-- BEGIN --

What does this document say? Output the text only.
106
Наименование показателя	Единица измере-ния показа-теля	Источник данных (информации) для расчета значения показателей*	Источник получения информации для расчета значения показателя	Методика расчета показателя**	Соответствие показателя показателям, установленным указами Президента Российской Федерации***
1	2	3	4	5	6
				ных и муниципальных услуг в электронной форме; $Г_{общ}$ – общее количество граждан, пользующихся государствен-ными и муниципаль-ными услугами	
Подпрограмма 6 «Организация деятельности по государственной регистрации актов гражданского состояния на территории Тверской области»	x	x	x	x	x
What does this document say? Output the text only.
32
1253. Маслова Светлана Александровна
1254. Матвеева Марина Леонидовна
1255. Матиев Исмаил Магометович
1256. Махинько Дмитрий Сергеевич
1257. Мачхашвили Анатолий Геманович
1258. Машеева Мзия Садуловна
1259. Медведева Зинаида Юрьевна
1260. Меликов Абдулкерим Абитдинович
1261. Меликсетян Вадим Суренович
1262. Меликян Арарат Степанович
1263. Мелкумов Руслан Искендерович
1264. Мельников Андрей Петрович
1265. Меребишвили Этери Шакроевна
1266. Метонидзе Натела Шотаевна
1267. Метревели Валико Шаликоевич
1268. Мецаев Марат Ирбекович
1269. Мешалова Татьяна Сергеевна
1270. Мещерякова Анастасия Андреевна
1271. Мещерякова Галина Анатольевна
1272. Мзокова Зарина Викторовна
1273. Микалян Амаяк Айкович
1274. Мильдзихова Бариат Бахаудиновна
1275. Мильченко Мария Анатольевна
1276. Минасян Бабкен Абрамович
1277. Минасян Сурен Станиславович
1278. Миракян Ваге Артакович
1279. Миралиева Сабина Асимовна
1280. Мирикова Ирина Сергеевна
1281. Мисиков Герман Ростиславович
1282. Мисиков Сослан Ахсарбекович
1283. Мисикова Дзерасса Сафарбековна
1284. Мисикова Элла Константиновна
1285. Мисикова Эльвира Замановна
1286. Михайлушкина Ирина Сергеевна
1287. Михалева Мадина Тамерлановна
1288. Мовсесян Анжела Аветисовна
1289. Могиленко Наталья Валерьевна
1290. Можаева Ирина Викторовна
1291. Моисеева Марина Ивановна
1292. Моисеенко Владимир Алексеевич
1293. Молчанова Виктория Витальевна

-- END --

Exercise objective
Output each record precisely as given.

Problem solution
What does this document say? Output the text only.
106
Наименование показателя	Единица измере-ния показа-теля	Источник данных (информации) для расчета значения показателей*	Источник получения информации для расчета значения показателя	Методика расчета показателя**	Соответствие показателя показателям, установленным указами Президента Российской Федерации***
1	2	3	4	5	6
				ных и муниципальных услуг в электронной форме; $Г_{общ}$ – общее количество граждан, пользующихся государствен-ными и муниципаль-ными услугами	
Подпрограмма 6 «Организация деятельности по государственной регистрации актов гражданского состояния на территории Тверской области»	x	x	x	x	x
What does this document say? Output the text only.
32
1253. Маслова Светлана Александровна
1254. Матвеева Марина Леонидовна
1255. Матиев Исмаил Магометович
1256. Махинько Дмитрий Сергеевич
1257. Мачхашвили Анатолий Геманович
1258. Машеева Мзия Садуловна
1259. Медведева Зинаида Юрьевна
1260. Меликов Абдулкерим Абитдинович
1261. Меликсетян Вадим Суренович
1262. Меликян Арарат Степанович
1263. Мелкумов Руслан Искендерович
1264. Мельников Андрей Петрович
1265. Меребишвили Этери Шакроевна
1266. Метонидзе Натела Шотаевна
1267. Метревели Валико Шаликоевич
1268. Мецаев Марат Ирбекович
1269. Мешалова Татьяна Сергеевна
1270. Мещерякова Анастасия Андреевна
1271. Мещерякова Галина Анатольевна
1272. Мзокова Зарина Викторовна
1273. Микалян Амаяк Айкович
1274. Мильдзихова Бариат Бахаудиновна
1275. Мильченко Мария Анатольевна
1276. Минасян Бабкен Абрамович
1277. Минасян Сурен Станиславович
1278. Миракян Ваге Артакович
1279. Миралиева Сабина Асимовна
1280. Мирикова Ирина Сергеевна
1281. Мисиков Герман Ростиславович
1282. Мисиков Сослан Ахсарбекович
1283. Мисикова Дзерасса Сафарбековна
1284. Мисикова Элла Константиновна
1285. Мисикова Эльвира Замановна
1286. Михайлушкина Ирина Сергеевна
1287. Михалева Мадина Тамерлановна
1288. Мовсесян Анжела Аветисовна
1289. Могиленко Наталья Валерьевна
1290. Можаева Ирина Викторовна
1291. Моисеева Марина Ивановна
1292. Моисеенко Владимир Алексеевич
1293. Молчанова Виктория Витальевна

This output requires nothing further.